DIRECTION: Retype every entry in its entirety, without alteration.

DATA SECTION:
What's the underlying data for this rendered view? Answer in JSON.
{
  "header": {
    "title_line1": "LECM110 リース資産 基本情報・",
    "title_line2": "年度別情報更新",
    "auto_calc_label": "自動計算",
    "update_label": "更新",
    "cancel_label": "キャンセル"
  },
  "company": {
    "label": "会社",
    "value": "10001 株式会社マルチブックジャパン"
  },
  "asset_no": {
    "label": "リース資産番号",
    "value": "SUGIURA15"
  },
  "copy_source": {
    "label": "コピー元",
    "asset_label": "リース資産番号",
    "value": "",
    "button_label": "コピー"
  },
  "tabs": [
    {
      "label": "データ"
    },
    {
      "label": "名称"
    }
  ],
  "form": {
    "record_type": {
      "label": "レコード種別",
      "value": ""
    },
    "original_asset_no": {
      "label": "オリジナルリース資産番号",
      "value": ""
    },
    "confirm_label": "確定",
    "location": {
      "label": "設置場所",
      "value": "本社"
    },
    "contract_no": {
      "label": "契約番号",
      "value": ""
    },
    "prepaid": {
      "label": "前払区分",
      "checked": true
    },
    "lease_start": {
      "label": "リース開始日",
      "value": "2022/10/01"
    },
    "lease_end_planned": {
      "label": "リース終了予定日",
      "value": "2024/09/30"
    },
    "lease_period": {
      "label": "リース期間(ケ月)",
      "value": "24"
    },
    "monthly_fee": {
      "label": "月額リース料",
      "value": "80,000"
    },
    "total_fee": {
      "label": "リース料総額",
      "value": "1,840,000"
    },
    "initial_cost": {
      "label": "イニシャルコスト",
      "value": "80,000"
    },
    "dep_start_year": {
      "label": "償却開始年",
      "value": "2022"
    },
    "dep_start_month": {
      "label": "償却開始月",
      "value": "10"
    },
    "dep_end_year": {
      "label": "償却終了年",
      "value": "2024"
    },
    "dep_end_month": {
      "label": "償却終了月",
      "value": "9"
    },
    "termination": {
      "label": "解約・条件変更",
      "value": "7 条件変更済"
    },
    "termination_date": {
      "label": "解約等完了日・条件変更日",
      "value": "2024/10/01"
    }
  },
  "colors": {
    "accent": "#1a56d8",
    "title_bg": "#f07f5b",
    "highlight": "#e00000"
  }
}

CORRECT RESPONSE:
What's the underlying data for this rendered view? Answer in JSON.
{
  "header": {
    "title_line1": "LECM110 リース資産 基本情報・",
    "title_line2": "年度別情報更新",
    "auto_calc_label": "自動計算",
    "update_label": "更新",
    "cancel_label": "キャンセル"
  },
  "company": {
    "label": "会社",
    "value": "10001 株式会社マルチブックジャパン"
  },
  "asset_no": {
    "label": "リース資産番号",
    "value": "SUGIURA15"
  },
  "copy_source": {
    "label": "コピー元",
    "asset_label": "リース資産番号",
    "value": "",
    "button_label": "コピー"
  },
  "tabs": [
    {
      "label": "データ"
    },
    {
      "label": "名称"
    }
  ],
  "form": {
    "record_type": {
      "label": "レコード種別",
      "value": ""
    },
    "original_asset_no": {
      "label": "オリジナルリース資産番号",
      "value": ""
    },
    "confirm_label": "確定",
    "location": {
      "label": "設置場所",
      "value": "本社"
    },
    "contract_no": {
      "label": "契約番号",
      "value": ""
    },
    "prepaid": {
      "label": "前払区分",
      "checked": true
    },
    "lease_start": {
      "label": "リース開始日",
      "value": "2022/10/01"
    },
    "lease_end_planned": {
      "label": "リース終了予定日",
      "value": "2024/09/30"
    },
    "lease_period": {
      "label": "リース期間(ケ月)",
      "value": "24"
    },
    "monthly_fee": {
      "label": "月額リース料",
      "value": "80,000"
    },
    "total_fee": {
      "label": "リース料総額",
      "value": "1,840,000"
    },
    "initial_cost": {
      "label": "イニシャルコスト",
      "value": "80,000"
    },
    "dep_start_year": {
      "label": "償却開始年",
      "value": "2022"
    },
    "dep_start_month": {
      "label": "償却開始月",
      "value": "10"
    },
    "dep_end_year": {
      "label": "償却終了年",
      "value": "2024"
    },
    "dep_end_month": {
      "label": "償却終了月",
      "value": "9"
    },
    "termination": {
      "label": "解約・条件変更",
      "value": "7 条件変更済"
    },
    "termination_date": {
      "label": "解約等完了日・条件変更日",
      "value": "2024/10/01"
    }
  },
  "colors": {
    "accent": "#1a56d8",
    "title_bg": "#f07f5b",
    "highlight": "#e00000"
  }
}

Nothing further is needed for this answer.